WHAT THIS TASK INVOLVES:
Find and copy every line in the records that includes the string "text".

PROVIDED DATA:
════════
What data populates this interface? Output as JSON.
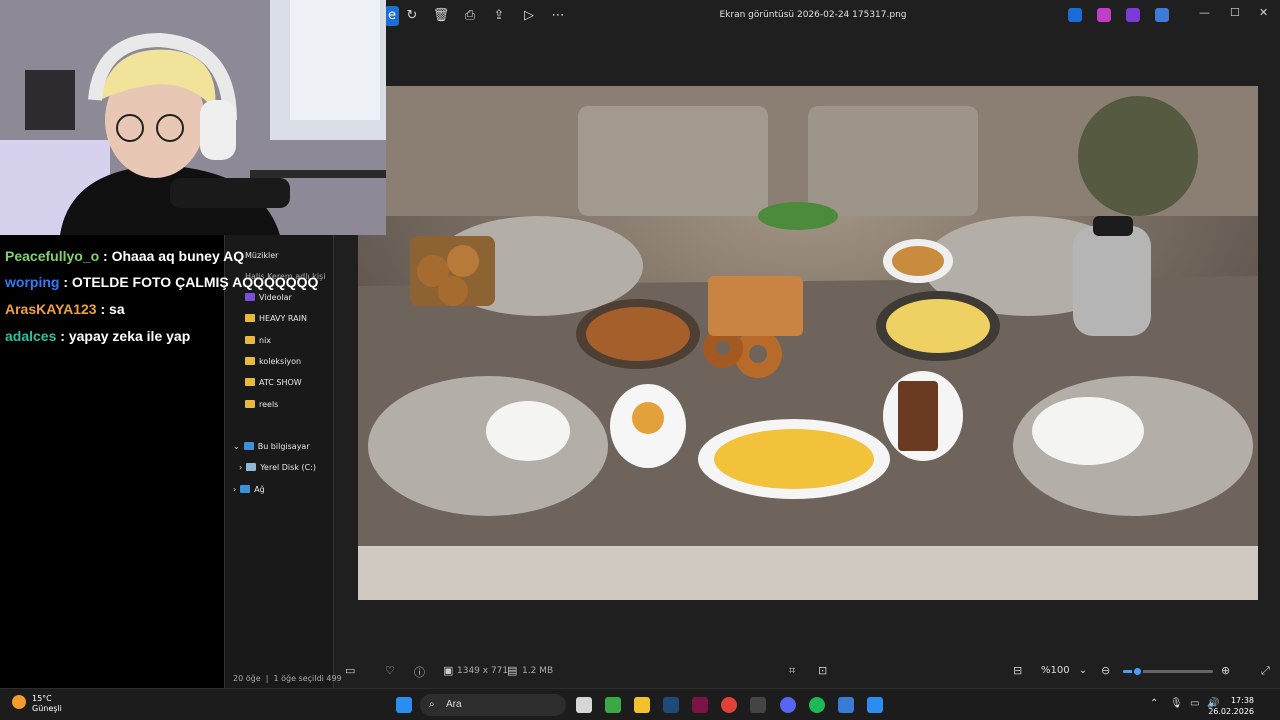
{
  "viewer": {
    "title": "Ekran görüntüsü 2026-02-24 175317.png",
    "zoom_value": "%100",
    "zoom_level_fraction": 0.15,
    "dimensions": "1349 x 771",
    "file_size": "1.2 MB",
    "icons": [
      "edit-icon",
      "rotate-icon",
      "delete-icon",
      "print-icon",
      "share-icon",
      "slideshow-icon",
      "more-icon"
    ]
  },
  "explorer": {
    "partial_item": "Müzikler",
    "partial_item2": "Halis Kerem adlı kişi",
    "items": [
      "Videolar",
      "HEAVY RAIN",
      "nix",
      "koleksiyon",
      "ATC SHOW",
      "reels"
    ],
    "this_pc": "Bu bilgisayar",
    "drive": "Yerel Disk (C:)",
    "network": "Ağ",
    "status_count": "20 öğe",
    "status_selected": "1 öğe seçildi  499"
  },
  "chat": {
    "messages": [
      {
        "user": "Peacefullyo_o",
        "user_color": "#7fd36b",
        "text": "Ohaaa aq buney AQ"
      },
      {
        "user": "worping",
        "user_color": "#2f7df6",
        "text": "OTELDE FOTO ÇALMIŞ AQQQQQQQ"
      },
      {
        "user": "ArasKAYA123",
        "user_color": "#f0a13c",
        "text": "sa"
      },
      {
        "user": "adalces",
        "user_color": "#28c2a0",
        "text": "yapay zeka ile yap"
      }
    ]
  },
  "taskbar": {
    "temp": "15°C",
    "weather": "Güneşli",
    "search": "Ara",
    "time": "17:38",
    "date": "26.02.2026"
  }
}
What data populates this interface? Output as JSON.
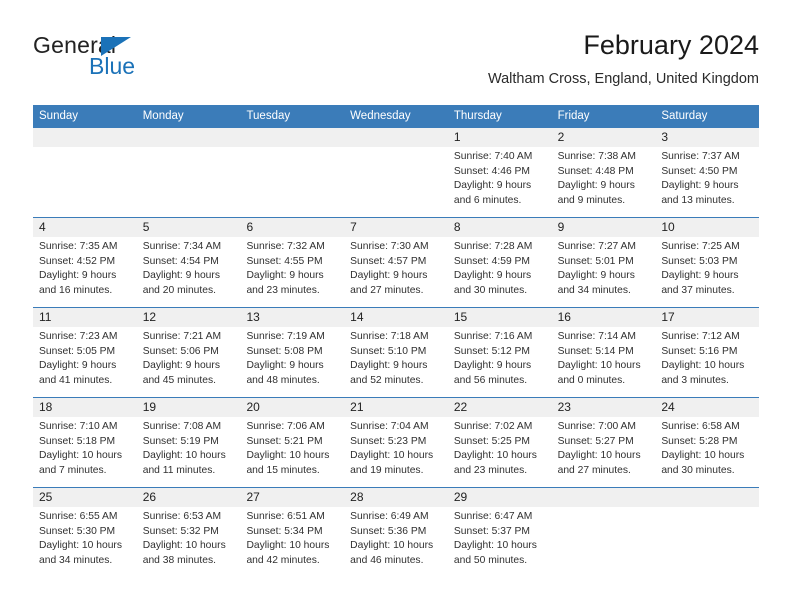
{
  "brand": {
    "name_dark": "General",
    "name_blue": "Blue",
    "triangle_color": "#1b72b8"
  },
  "header": {
    "title": "February 2024",
    "location": "Waltham Cross, England, United Kingdom"
  },
  "theme": {
    "header_blue": "#3b7cb9",
    "date_band_gray": "#f0f0f0",
    "text": "#303030"
  },
  "weekdays": [
    "Sunday",
    "Monday",
    "Tuesday",
    "Wednesday",
    "Thursday",
    "Friday",
    "Saturday"
  ],
  "labels": {
    "sunrise": "Sunrise:",
    "sunset": "Sunset:",
    "daylight": "Daylight:"
  },
  "weeks": [
    [
      {
        "day": "",
        "l1": "",
        "l2": "",
        "l3": "",
        "l4": ""
      },
      {
        "day": "",
        "l1": "",
        "l2": "",
        "l3": "",
        "l4": ""
      },
      {
        "day": "",
        "l1": "",
        "l2": "",
        "l3": "",
        "l4": ""
      },
      {
        "day": "",
        "l1": "",
        "l2": "",
        "l3": "",
        "l4": ""
      },
      {
        "day": "1",
        "l1": "Sunrise: 7:40 AM",
        "l2": "Sunset: 4:46 PM",
        "l3": "Daylight: 9 hours",
        "l4": "and 6 minutes."
      },
      {
        "day": "2",
        "l1": "Sunrise: 7:38 AM",
        "l2": "Sunset: 4:48 PM",
        "l3": "Daylight: 9 hours",
        "l4": "and 9 minutes."
      },
      {
        "day": "3",
        "l1": "Sunrise: 7:37 AM",
        "l2": "Sunset: 4:50 PM",
        "l3": "Daylight: 9 hours",
        "l4": "and 13 minutes."
      }
    ],
    [
      {
        "day": "4",
        "l1": "Sunrise: 7:35 AM",
        "l2": "Sunset: 4:52 PM",
        "l3": "Daylight: 9 hours",
        "l4": "and 16 minutes."
      },
      {
        "day": "5",
        "l1": "Sunrise: 7:34 AM",
        "l2": "Sunset: 4:54 PM",
        "l3": "Daylight: 9 hours",
        "l4": "and 20 minutes."
      },
      {
        "day": "6",
        "l1": "Sunrise: 7:32 AM",
        "l2": "Sunset: 4:55 PM",
        "l3": "Daylight: 9 hours",
        "l4": "and 23 minutes."
      },
      {
        "day": "7",
        "l1": "Sunrise: 7:30 AM",
        "l2": "Sunset: 4:57 PM",
        "l3": "Daylight: 9 hours",
        "l4": "and 27 minutes."
      },
      {
        "day": "8",
        "l1": "Sunrise: 7:28 AM",
        "l2": "Sunset: 4:59 PM",
        "l3": "Daylight: 9 hours",
        "l4": "and 30 minutes."
      },
      {
        "day": "9",
        "l1": "Sunrise: 7:27 AM",
        "l2": "Sunset: 5:01 PM",
        "l3": "Daylight: 9 hours",
        "l4": "and 34 minutes."
      },
      {
        "day": "10",
        "l1": "Sunrise: 7:25 AM",
        "l2": "Sunset: 5:03 PM",
        "l3": "Daylight: 9 hours",
        "l4": "and 37 minutes."
      }
    ],
    [
      {
        "day": "11",
        "l1": "Sunrise: 7:23 AM",
        "l2": "Sunset: 5:05 PM",
        "l3": "Daylight: 9 hours",
        "l4": "and 41 minutes."
      },
      {
        "day": "12",
        "l1": "Sunrise: 7:21 AM",
        "l2": "Sunset: 5:06 PM",
        "l3": "Daylight: 9 hours",
        "l4": "and 45 minutes."
      },
      {
        "day": "13",
        "l1": "Sunrise: 7:19 AM",
        "l2": "Sunset: 5:08 PM",
        "l3": "Daylight: 9 hours",
        "l4": "and 48 minutes."
      },
      {
        "day": "14",
        "l1": "Sunrise: 7:18 AM",
        "l2": "Sunset: 5:10 PM",
        "l3": "Daylight: 9 hours",
        "l4": "and 52 minutes."
      },
      {
        "day": "15",
        "l1": "Sunrise: 7:16 AM",
        "l2": "Sunset: 5:12 PM",
        "l3": "Daylight: 9 hours",
        "l4": "and 56 minutes."
      },
      {
        "day": "16",
        "l1": "Sunrise: 7:14 AM",
        "l2": "Sunset: 5:14 PM",
        "l3": "Daylight: 10 hours",
        "l4": "and 0 minutes."
      },
      {
        "day": "17",
        "l1": "Sunrise: 7:12 AM",
        "l2": "Sunset: 5:16 PM",
        "l3": "Daylight: 10 hours",
        "l4": "and 3 minutes."
      }
    ],
    [
      {
        "day": "18",
        "l1": "Sunrise: 7:10 AM",
        "l2": "Sunset: 5:18 PM",
        "l3": "Daylight: 10 hours",
        "l4": "and 7 minutes."
      },
      {
        "day": "19",
        "l1": "Sunrise: 7:08 AM",
        "l2": "Sunset: 5:19 PM",
        "l3": "Daylight: 10 hours",
        "l4": "and 11 minutes."
      },
      {
        "day": "20",
        "l1": "Sunrise: 7:06 AM",
        "l2": "Sunset: 5:21 PM",
        "l3": "Daylight: 10 hours",
        "l4": "and 15 minutes."
      },
      {
        "day": "21",
        "l1": "Sunrise: 7:04 AM",
        "l2": "Sunset: 5:23 PM",
        "l3": "Daylight: 10 hours",
        "l4": "and 19 minutes."
      },
      {
        "day": "22",
        "l1": "Sunrise: 7:02 AM",
        "l2": "Sunset: 5:25 PM",
        "l3": "Daylight: 10 hours",
        "l4": "and 23 minutes."
      },
      {
        "day": "23",
        "l1": "Sunrise: 7:00 AM",
        "l2": "Sunset: 5:27 PM",
        "l3": "Daylight: 10 hours",
        "l4": "and 27 minutes."
      },
      {
        "day": "24",
        "l1": "Sunrise: 6:58 AM",
        "l2": "Sunset: 5:28 PM",
        "l3": "Daylight: 10 hours",
        "l4": "and 30 minutes."
      }
    ],
    [
      {
        "day": "25",
        "l1": "Sunrise: 6:55 AM",
        "l2": "Sunset: 5:30 PM",
        "l3": "Daylight: 10 hours",
        "l4": "and 34 minutes."
      },
      {
        "day": "26",
        "l1": "Sunrise: 6:53 AM",
        "l2": "Sunset: 5:32 PM",
        "l3": "Daylight: 10 hours",
        "l4": "and 38 minutes."
      },
      {
        "day": "27",
        "l1": "Sunrise: 6:51 AM",
        "l2": "Sunset: 5:34 PM",
        "l3": "Daylight: 10 hours",
        "l4": "and 42 minutes."
      },
      {
        "day": "28",
        "l1": "Sunrise: 6:49 AM",
        "l2": "Sunset: 5:36 PM",
        "l3": "Daylight: 10 hours",
        "l4": "and 46 minutes."
      },
      {
        "day": "29",
        "l1": "Sunrise: 6:47 AM",
        "l2": "Sunset: 5:37 PM",
        "l3": "Daylight: 10 hours",
        "l4": "and 50 minutes."
      },
      {
        "day": "",
        "l1": "",
        "l2": "",
        "l3": "",
        "l4": ""
      },
      {
        "day": "",
        "l1": "",
        "l2": "",
        "l3": "",
        "l4": ""
      }
    ]
  ]
}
════════
EXERCISE ANSWER:
        "text": "Ohaaa aq buney AQ"
        "text": "OTELDE FOTO ÇALMIŞ AQQQQQQQ"
        "text": "sa"
        "text": "yapay zeka ile yap"
    "text": "#303030"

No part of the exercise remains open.